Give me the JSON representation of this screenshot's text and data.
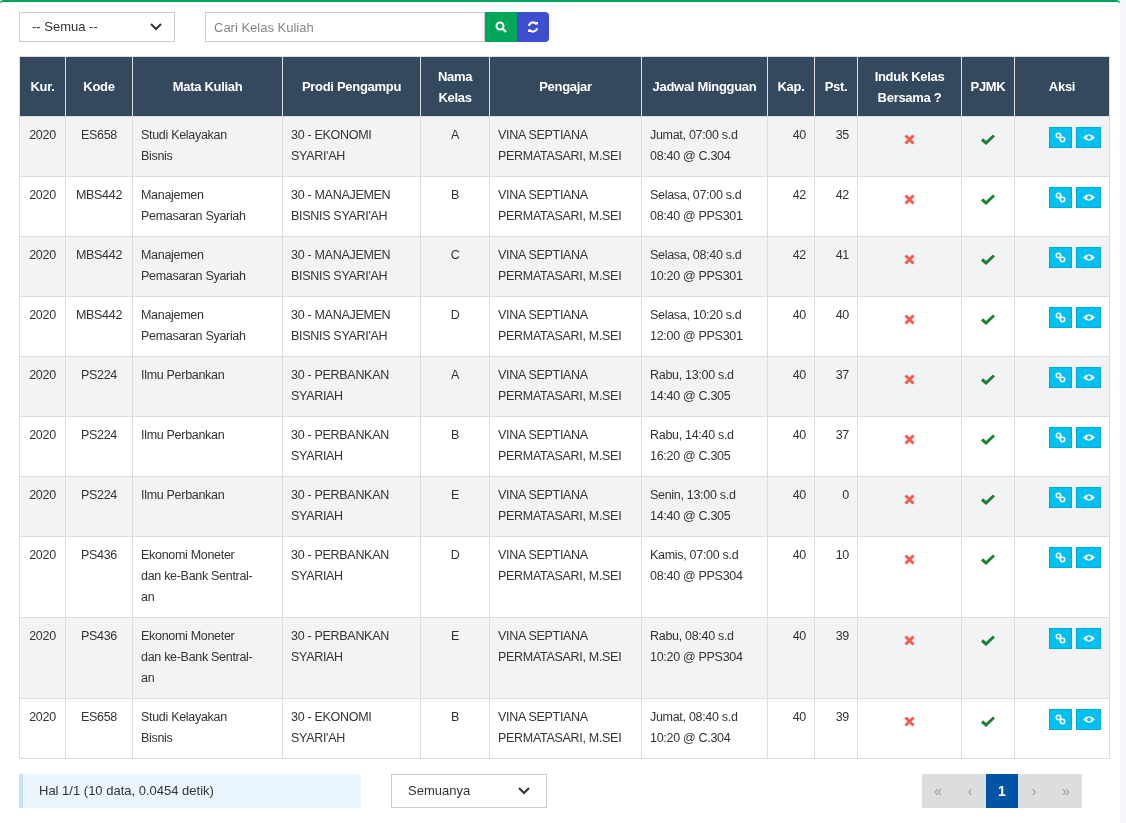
{
  "filter": {
    "value": "-- Semua --"
  },
  "search": {
    "placeholder": "Cari Kelas Kuliah"
  },
  "table": {
    "columns": [
      "Kur.",
      "Kode",
      "Mata Kuliah",
      "Prodi Pengampu",
      "Nama Kelas",
      "Pengajar",
      "Jadwal Mingguan",
      "Kap.",
      "Pst.",
      "Induk Kelas Bersama ?",
      "PJMK",
      "Aksi"
    ],
    "rows": [
      {
        "kur": "2020",
        "kode": "ES658",
        "mata_kuliah": "Studi Kelayakan\nBisnis",
        "prodi": "30 - EKONOMI\nSYARI'AH",
        "kelas": "A",
        "pengajar": "VINA SEPTIANA\nPERMATASARI, M.SEI",
        "jadwal": "Jumat, 07:00 s.d\n08:40 @ C.304",
        "kap": "40",
        "pst": "35",
        "induk": false,
        "pjmk": true
      },
      {
        "kur": "2020",
        "kode": "MBS442",
        "mata_kuliah": "Manajemen\nPemasaran Syariah",
        "prodi": "30 - MANAJEMEN\nBISNIS SYARI'AH",
        "kelas": "B",
        "pengajar": "VINA SEPTIANA\nPERMATASARI, M.SEI",
        "jadwal": "Selasa, 07:00 s.d\n08:40 @ PPS301",
        "kap": "42",
        "pst": "42",
        "induk": false,
        "pjmk": true
      },
      {
        "kur": "2020",
        "kode": "MBS442",
        "mata_kuliah": "Manajemen\nPemasaran Syariah",
        "prodi": "30 - MANAJEMEN\nBISNIS SYARI'AH",
        "kelas": "C",
        "pengajar": "VINA SEPTIANA\nPERMATASARI, M.SEI",
        "jadwal": "Selasa, 08:40 s.d\n10:20 @ PPS301",
        "kap": "42",
        "pst": "41",
        "induk": false,
        "pjmk": true
      },
      {
        "kur": "2020",
        "kode": "MBS442",
        "mata_kuliah": "Manajemen\nPemasaran Syariah",
        "prodi": "30 - MANAJEMEN\nBISNIS SYARI'AH",
        "kelas": "D",
        "pengajar": "VINA SEPTIANA\nPERMATASARI, M.SEI",
        "jadwal": "Selasa, 10:20 s.d\n12:00 @ PPS301",
        "kap": "40",
        "pst": "40",
        "induk": false,
        "pjmk": true
      },
      {
        "kur": "2020",
        "kode": "PS224",
        "mata_kuliah": "Ilmu Perbankan",
        "prodi": "30 - PERBANKAN\nSYARIAH",
        "kelas": "A",
        "pengajar": "VINA SEPTIANA\nPERMATASARI, M.SEI",
        "jadwal": "Rabu, 13:00 s.d\n14:40 @ C.305",
        "kap": "40",
        "pst": "37",
        "induk": false,
        "pjmk": true
      },
      {
        "kur": "2020",
        "kode": "PS224",
        "mata_kuliah": "Ilmu Perbankan",
        "prodi": "30 - PERBANKAN\nSYARIAH",
        "kelas": "B",
        "pengajar": "VINA SEPTIANA\nPERMATASARI, M.SEI",
        "jadwal": "Rabu, 14:40 s.d\n16:20 @ C.305",
        "kap": "40",
        "pst": "37",
        "induk": false,
        "pjmk": true
      },
      {
        "kur": "2020",
        "kode": "PS224",
        "mata_kuliah": "Ilmu Perbankan",
        "prodi": "30 - PERBANKAN\nSYARIAH",
        "kelas": "E",
        "pengajar": "VINA SEPTIANA\nPERMATASARI, M.SEI",
        "jadwal": "Senin, 13:00 s.d\n14:40 @ C.305",
        "kap": "40",
        "pst": "0",
        "induk": false,
        "pjmk": true
      },
      {
        "kur": "2020",
        "kode": "PS436",
        "mata_kuliah": "Ekonomi Moneter\ndan ke-Bank Sentral-\nan",
        "prodi": "30 - PERBANKAN\nSYARIAH",
        "kelas": "D",
        "pengajar": "VINA SEPTIANA\nPERMATASARI, M.SEI",
        "jadwal": "Kamis, 07:00 s.d\n08:40 @ PPS304",
        "kap": "40",
        "pst": "10",
        "induk": false,
        "pjmk": true
      },
      {
        "kur": "2020",
        "kode": "PS436",
        "mata_kuliah": "Ekonomi Moneter\ndan ke-Bank Sentral-\nan",
        "prodi": "30 - PERBANKAN\nSYARIAH",
        "kelas": "E",
        "pengajar": "VINA SEPTIANA\nPERMATASARI, M.SEI",
        "jadwal": "Rabu, 08:40 s.d\n10:20 @ PPS304",
        "kap": "40",
        "pst": "39",
        "induk": false,
        "pjmk": true
      },
      {
        "kur": "2020",
        "kode": "ES658",
        "mata_kuliah": "Studi Kelayakan\nBisnis",
        "prodi": "30 - EKONOMI\nSYARI'AH",
        "kelas": "B",
        "pengajar": "VINA SEPTIANA\nPERMATASARI, M.SEI",
        "jadwal": "Jumat, 08:40 s.d\n10:20 @ C.304",
        "kap": "40",
        "pst": "39",
        "induk": false,
        "pjmk": true
      }
    ]
  },
  "footer": {
    "info": "Hal 1/1 (10 data, 0.0454 detik)",
    "page_size": "Semuanya"
  },
  "pagination": [
    {
      "label": "«",
      "selected": false,
      "disabled": true
    },
    {
      "label": "‹",
      "selected": false,
      "disabled": true
    },
    {
      "label": "1",
      "selected": true,
      "disabled": false
    },
    {
      "label": "›",
      "selected": false,
      "disabled": true
    },
    {
      "label": "»",
      "selected": false,
      "disabled": true
    }
  ]
}
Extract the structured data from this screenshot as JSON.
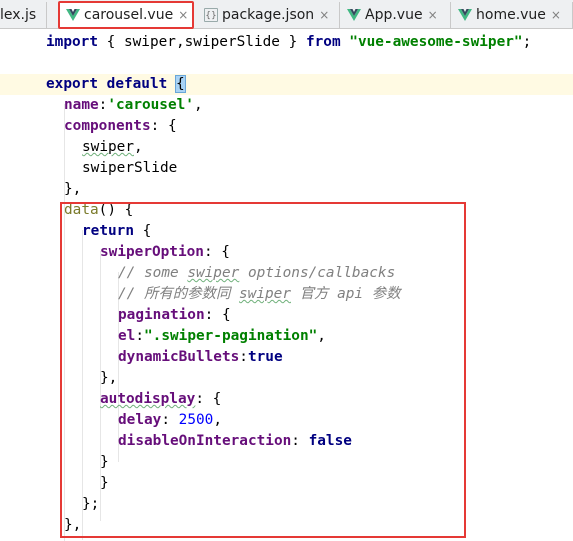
{
  "tabs": [
    {
      "label": "lex.js",
      "icon": "js-file-icon",
      "active": false
    },
    {
      "label": "carousel.vue",
      "icon": "vue-icon",
      "active": true
    },
    {
      "label": "package.json",
      "icon": "json-file-icon",
      "active": false
    },
    {
      "label": "App.vue",
      "icon": "vue-icon",
      "active": false
    },
    {
      "label": "home.vue",
      "icon": "vue-icon",
      "active": false
    }
  ],
  "close_glyph": "×",
  "colors": {
    "highlight_box": "#e53935",
    "vue_green": "#41b883",
    "vue_dark": "#35495e",
    "current_line": "#fffae3"
  },
  "code": {
    "l1": {
      "kw": "import",
      "p1": " { ",
      "w1": "swiper",
      "p2": ",",
      "w2": "swiperSlide",
      "p3": " } ",
      "kw2": "from",
      "p4": " ",
      "str": "\"vue-awesome-swiper\"",
      "p5": ";"
    },
    "l3": {
      "kw": "export",
      "p1": " ",
      "kw2": "default",
      "p2": " ",
      "brace": "{"
    },
    "l4": {
      "prop": "name",
      "p1": ":",
      "str": "'carousel'",
      "p2": ","
    },
    "l5": {
      "prop": "components",
      "p1": ": {"
    },
    "l6": {
      "w": "swiper",
      "p1": ","
    },
    "l7": {
      "w": "swiperSlide"
    },
    "l8": {
      "t": "},"
    },
    "l9": {
      "fn": "data",
      "p1": "() {"
    },
    "l10": {
      "kw": "return",
      "p1": " {"
    },
    "l11": {
      "prop": "swiperOption",
      "p1": ": {"
    },
    "l12": {
      "c1": "// some ",
      "cw": "swiper",
      "c2": " options/callbacks"
    },
    "l13": {
      "c1": "// 所有的参数同 ",
      "cw": "swiper",
      "c2": " 官方 api 参数"
    },
    "l14": {
      "prop": "pagination",
      "p1": ": {"
    },
    "l15": {
      "prop": "el",
      "p1": ":",
      "str": "\".swiper-pagination\"",
      "p2": ","
    },
    "l16": {
      "prop": "dynamicBullets",
      "p1": ":",
      "kw": "true"
    },
    "l17": {
      "t": "},"
    },
    "l18": {
      "prop": "autodisplay",
      "p1": ": {"
    },
    "l19": {
      "prop": "delay",
      "p1": ": ",
      "num": "2500",
      "p2": ","
    },
    "l20": {
      "prop": "disableOnInteraction",
      "p1": ": ",
      "kw": "false"
    },
    "l21": {
      "t": "}"
    },
    "l22": {
      "t": "}"
    },
    "l23": {
      "t": "};"
    },
    "l24": {
      "t": "},"
    }
  }
}
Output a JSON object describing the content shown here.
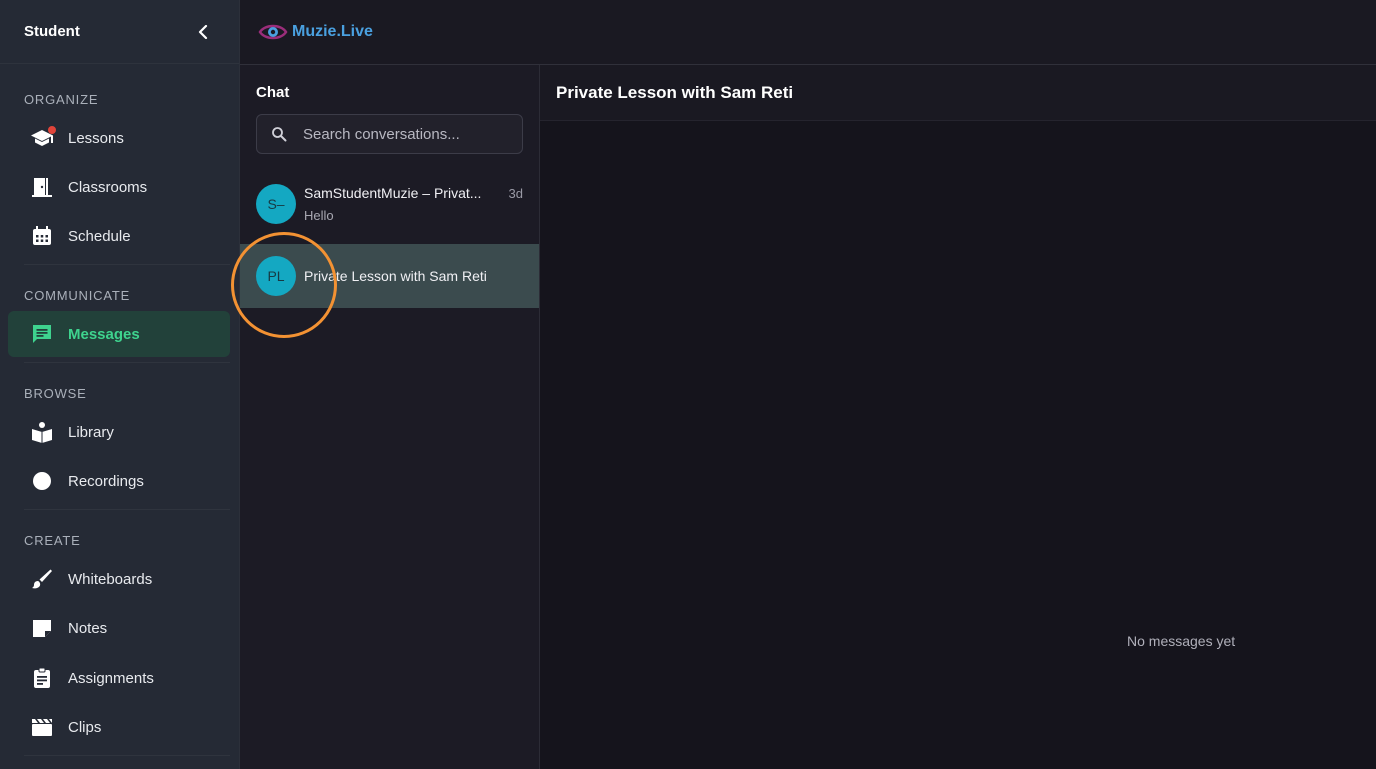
{
  "sidebar": {
    "title": "Student",
    "sections": {
      "organize": "ORGANIZE",
      "communicate": "COMMUNICATE",
      "browse": "BROWSE",
      "create": "CREATE"
    },
    "items": {
      "lessons": "Lessons",
      "classrooms": "Classrooms",
      "schedule": "Schedule",
      "messages": "Messages",
      "library": "Library",
      "recordings": "Recordings",
      "whiteboards": "Whiteboards",
      "notes": "Notes",
      "assignments": "Assignments",
      "clips": "Clips"
    },
    "active_item": "Messages"
  },
  "header": {
    "logo_text": "Muzie.Live"
  },
  "chat": {
    "title": "Chat",
    "search_placeholder": "Search conversations...",
    "conversations": [
      {
        "initials": "S–",
        "name": "SamStudentMuzie – Privat...",
        "time": "3d",
        "preview": "Hello"
      },
      {
        "initials": "PL",
        "name": "Private Lesson with Sam Reti",
        "time": "",
        "preview": ""
      }
    ]
  },
  "conversation": {
    "title": "Private Lesson with Sam Reti",
    "empty_text": "No messages yet"
  },
  "colors": {
    "accent": "#3ed38e",
    "avatar": "#14a8c2",
    "highlight_ring": "#f39233",
    "notification_dot": "#e0443a"
  }
}
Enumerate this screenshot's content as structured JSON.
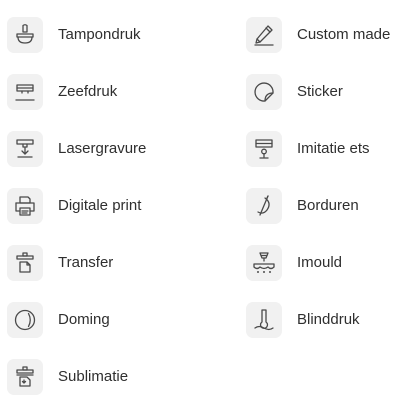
{
  "techniques_left": [
    {
      "label": "Tampondruk",
      "icon": "stamp-icon"
    },
    {
      "label": "Zeefdruk",
      "icon": "screen-print-icon"
    },
    {
      "label": "Lasergravure",
      "icon": "laser-icon"
    },
    {
      "label": "Digitale print",
      "icon": "printer-icon"
    },
    {
      "label": "Transfer",
      "icon": "transfer-icon"
    },
    {
      "label": "Doming",
      "icon": "doming-icon"
    },
    {
      "label": "Sublimatie",
      "icon": "sublimation-icon"
    }
  ],
  "techniques_right": [
    {
      "label": "Custom made",
      "icon": "pencil-icon"
    },
    {
      "label": "Sticker",
      "icon": "sticker-icon"
    },
    {
      "label": "Imitatie ets",
      "icon": "etching-icon"
    },
    {
      "label": "Borduren",
      "icon": "needle-icon"
    },
    {
      "label": "Imould",
      "icon": "mould-icon"
    },
    {
      "label": "Blinddruk",
      "icon": "blind-emboss-icon"
    }
  ],
  "colors": {
    "tile_background": "#f1f1f1",
    "icon_stroke": "#4a4a4a",
    "text": "#2f2f2f"
  }
}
####################
*Problem to solve*:
Extract lines where the string "pagination" occurs.

*Task output*:
  "pagination": [
      "prop": "pagination",
      "str": "\".swiper-pagination\"",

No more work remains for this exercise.